## begin

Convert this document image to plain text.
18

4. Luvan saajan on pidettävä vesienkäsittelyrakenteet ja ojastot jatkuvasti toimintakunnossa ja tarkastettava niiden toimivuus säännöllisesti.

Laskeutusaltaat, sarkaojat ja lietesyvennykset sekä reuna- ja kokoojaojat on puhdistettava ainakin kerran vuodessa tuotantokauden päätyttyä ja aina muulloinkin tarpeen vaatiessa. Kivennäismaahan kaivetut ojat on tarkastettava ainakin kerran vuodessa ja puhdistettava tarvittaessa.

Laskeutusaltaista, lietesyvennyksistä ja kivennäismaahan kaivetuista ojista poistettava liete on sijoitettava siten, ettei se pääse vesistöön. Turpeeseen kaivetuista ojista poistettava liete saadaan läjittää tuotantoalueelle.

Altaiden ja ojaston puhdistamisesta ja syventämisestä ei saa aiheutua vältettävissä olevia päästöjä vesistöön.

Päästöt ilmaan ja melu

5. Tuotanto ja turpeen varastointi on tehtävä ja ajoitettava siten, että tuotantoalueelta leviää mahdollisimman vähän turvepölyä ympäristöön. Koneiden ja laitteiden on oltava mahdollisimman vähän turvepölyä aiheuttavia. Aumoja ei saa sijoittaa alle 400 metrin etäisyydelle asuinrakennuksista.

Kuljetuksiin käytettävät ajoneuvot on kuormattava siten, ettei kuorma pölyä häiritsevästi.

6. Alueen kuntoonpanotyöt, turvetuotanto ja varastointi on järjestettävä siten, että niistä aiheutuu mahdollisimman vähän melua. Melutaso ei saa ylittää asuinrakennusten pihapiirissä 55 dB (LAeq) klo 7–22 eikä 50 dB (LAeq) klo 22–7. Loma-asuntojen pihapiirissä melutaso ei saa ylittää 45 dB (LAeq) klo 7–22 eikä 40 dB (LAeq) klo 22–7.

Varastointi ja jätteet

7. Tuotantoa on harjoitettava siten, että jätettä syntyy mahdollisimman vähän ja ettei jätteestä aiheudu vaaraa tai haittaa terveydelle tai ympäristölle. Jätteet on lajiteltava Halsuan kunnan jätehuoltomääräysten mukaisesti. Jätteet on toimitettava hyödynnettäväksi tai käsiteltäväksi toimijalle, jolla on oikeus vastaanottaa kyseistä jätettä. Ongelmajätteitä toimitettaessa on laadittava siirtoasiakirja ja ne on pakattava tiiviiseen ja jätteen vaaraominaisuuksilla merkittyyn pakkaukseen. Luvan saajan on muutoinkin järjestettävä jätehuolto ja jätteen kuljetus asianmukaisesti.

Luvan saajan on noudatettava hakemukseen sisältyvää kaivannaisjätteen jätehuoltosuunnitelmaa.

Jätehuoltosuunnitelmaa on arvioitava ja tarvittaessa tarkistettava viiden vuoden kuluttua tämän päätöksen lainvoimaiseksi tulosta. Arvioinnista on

## end

:: STATED EXERCISE ::
In the data above, how many lines contain the string "tarvittaessa"? Answer with the number only.

:: CORRECT RESULT ::
2